● YOUR TASK
Search the data for the word "Правительства" and copy every line where it occurs.

● ROWS
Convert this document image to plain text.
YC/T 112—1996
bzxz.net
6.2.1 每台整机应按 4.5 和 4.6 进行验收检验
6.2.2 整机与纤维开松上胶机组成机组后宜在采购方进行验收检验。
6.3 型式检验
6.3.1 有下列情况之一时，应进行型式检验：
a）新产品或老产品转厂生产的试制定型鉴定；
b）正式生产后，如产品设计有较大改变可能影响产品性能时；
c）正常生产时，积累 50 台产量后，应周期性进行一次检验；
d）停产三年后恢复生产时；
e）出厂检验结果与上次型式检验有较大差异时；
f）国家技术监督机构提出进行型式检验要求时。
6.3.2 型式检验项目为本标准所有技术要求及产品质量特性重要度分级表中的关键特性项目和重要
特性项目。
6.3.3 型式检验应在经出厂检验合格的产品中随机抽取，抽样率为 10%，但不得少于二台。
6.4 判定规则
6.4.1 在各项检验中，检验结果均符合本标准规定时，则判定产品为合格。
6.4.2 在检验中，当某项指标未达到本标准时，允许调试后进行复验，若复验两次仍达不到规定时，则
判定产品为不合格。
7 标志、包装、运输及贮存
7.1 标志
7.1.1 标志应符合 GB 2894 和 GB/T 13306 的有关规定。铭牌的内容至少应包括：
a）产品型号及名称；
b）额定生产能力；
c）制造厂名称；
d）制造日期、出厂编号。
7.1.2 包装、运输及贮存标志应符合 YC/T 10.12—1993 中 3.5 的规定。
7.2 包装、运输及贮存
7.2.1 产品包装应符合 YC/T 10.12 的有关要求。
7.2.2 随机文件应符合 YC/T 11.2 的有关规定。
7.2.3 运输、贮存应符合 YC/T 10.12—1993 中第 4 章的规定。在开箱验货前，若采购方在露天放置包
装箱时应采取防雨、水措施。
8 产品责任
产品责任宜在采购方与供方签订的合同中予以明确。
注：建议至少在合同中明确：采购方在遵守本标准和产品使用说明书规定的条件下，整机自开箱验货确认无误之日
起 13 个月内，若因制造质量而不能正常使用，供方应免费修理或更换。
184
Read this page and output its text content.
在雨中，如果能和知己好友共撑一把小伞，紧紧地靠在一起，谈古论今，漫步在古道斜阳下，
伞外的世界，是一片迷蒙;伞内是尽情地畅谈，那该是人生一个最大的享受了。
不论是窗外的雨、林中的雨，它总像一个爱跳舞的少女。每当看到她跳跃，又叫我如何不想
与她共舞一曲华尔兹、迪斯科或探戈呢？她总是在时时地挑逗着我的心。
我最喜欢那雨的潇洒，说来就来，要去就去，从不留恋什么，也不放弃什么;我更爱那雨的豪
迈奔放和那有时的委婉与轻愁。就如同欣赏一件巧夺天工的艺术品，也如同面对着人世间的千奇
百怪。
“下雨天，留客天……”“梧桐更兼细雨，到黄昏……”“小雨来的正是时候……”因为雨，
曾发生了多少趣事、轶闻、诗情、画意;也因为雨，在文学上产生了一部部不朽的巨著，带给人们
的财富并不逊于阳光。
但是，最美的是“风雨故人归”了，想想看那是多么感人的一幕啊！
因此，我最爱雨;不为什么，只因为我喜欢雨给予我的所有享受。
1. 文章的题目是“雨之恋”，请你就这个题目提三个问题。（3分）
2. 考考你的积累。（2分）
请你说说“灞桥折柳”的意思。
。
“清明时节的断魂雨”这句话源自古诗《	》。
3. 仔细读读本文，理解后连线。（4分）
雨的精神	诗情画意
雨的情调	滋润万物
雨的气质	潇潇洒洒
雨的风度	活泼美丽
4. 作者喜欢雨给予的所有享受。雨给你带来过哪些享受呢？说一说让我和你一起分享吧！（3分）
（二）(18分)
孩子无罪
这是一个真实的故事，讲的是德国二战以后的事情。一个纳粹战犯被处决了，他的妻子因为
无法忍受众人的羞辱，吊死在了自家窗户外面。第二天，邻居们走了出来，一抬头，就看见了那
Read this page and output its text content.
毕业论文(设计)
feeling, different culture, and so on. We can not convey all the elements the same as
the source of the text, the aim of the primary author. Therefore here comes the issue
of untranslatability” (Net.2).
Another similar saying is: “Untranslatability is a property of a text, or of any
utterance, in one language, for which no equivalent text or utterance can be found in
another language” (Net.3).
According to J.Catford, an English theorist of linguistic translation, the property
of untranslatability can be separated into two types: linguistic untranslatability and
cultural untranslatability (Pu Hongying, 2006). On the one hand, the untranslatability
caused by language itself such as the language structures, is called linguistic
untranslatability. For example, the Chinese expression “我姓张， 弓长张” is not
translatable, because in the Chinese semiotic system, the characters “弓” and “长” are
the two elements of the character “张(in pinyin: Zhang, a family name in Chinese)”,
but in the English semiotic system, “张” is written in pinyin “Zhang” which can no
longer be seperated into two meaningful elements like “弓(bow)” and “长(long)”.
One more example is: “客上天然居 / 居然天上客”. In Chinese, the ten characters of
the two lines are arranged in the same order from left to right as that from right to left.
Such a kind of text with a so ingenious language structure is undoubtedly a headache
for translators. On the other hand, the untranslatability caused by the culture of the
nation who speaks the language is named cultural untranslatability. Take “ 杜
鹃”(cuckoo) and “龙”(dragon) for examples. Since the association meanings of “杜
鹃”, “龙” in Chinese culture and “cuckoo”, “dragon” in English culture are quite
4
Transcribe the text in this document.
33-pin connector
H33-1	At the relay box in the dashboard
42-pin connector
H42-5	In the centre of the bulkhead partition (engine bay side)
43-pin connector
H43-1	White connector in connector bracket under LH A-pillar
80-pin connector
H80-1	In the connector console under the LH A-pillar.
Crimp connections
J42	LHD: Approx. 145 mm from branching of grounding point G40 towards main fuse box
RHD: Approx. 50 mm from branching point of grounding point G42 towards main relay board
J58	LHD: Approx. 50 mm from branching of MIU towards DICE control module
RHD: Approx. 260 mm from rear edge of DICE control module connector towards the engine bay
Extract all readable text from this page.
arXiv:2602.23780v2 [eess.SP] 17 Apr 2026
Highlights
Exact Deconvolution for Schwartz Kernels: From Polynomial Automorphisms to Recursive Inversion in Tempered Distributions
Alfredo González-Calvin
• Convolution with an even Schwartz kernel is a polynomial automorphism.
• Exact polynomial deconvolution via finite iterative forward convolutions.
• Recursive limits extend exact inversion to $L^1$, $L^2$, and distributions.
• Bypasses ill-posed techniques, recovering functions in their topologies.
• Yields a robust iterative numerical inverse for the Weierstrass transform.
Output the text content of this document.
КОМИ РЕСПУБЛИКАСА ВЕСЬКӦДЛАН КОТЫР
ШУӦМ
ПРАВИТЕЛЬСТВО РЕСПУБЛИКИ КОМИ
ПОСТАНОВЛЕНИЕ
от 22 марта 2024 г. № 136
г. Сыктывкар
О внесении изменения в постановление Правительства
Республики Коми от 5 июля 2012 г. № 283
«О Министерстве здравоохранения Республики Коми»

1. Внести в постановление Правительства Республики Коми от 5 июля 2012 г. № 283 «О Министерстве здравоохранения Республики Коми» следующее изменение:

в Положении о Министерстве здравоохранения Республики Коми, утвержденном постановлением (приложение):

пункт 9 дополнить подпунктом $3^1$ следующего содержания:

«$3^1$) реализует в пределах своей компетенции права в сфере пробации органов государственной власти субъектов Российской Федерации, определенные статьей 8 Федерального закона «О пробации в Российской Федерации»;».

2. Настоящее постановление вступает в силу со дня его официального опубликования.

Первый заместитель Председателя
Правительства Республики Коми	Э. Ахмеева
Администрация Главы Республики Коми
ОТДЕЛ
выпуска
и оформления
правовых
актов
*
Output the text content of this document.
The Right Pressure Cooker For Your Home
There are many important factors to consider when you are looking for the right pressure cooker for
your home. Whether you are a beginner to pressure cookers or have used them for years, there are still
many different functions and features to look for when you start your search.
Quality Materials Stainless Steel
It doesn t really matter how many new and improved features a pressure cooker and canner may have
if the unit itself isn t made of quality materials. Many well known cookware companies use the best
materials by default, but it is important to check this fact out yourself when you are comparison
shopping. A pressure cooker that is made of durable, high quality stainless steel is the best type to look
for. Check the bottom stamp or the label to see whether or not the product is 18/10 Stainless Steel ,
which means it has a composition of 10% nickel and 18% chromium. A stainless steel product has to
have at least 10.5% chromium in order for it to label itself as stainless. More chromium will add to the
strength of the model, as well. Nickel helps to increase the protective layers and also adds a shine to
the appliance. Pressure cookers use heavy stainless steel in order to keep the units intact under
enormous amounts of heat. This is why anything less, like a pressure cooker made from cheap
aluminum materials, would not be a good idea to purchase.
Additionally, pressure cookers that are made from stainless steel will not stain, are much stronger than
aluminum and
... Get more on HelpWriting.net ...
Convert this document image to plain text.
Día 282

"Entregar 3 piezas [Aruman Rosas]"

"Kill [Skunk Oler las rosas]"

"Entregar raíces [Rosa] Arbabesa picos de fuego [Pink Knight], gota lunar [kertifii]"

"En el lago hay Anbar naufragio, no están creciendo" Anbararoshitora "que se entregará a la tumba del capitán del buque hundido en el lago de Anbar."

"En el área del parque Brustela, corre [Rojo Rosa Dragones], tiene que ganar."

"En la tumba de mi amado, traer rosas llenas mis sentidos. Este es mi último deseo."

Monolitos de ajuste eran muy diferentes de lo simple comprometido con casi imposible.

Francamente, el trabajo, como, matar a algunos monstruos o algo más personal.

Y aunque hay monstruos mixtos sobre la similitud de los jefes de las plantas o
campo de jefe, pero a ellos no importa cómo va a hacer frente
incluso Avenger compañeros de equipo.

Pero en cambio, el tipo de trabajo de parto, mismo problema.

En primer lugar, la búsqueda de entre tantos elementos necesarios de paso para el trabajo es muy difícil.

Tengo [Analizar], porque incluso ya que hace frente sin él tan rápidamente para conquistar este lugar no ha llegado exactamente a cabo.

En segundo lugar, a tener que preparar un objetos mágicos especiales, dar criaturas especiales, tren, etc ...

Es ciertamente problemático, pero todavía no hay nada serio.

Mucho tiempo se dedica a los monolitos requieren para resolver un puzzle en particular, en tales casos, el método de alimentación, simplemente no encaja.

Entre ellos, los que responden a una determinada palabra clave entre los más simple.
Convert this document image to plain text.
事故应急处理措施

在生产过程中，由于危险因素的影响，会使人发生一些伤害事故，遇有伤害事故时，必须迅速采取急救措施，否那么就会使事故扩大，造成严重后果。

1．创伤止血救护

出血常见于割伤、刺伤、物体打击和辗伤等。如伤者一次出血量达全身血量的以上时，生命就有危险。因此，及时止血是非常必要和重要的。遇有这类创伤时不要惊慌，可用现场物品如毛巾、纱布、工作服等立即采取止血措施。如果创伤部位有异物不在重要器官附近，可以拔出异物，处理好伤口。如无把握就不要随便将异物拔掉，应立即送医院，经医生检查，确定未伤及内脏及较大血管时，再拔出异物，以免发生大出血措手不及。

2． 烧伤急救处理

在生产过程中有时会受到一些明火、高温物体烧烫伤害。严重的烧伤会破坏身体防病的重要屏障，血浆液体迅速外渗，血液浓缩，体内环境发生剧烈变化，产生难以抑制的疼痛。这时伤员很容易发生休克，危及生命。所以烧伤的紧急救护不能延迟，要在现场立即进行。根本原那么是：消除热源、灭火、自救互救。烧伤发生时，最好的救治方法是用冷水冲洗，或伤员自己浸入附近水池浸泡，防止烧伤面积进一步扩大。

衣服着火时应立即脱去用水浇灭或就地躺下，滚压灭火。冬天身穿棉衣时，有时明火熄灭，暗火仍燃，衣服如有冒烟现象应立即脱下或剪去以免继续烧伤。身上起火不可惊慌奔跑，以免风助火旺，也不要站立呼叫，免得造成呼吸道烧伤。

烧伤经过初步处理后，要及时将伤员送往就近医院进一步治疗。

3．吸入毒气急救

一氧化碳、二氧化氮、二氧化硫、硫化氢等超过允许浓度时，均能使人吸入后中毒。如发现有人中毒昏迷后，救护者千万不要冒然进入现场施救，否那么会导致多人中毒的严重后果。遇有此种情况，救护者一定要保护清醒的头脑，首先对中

● OUTPUT BELOW
О внесении изменения в постановление Правительства
1. Внести в постановление Правительства Республики Коми от 5 июля 2012 г. № 283 «О Министерстве здравоохранения Республики Коми» следующее изменение:
Правительства Республики Коми	Э. Ахмеева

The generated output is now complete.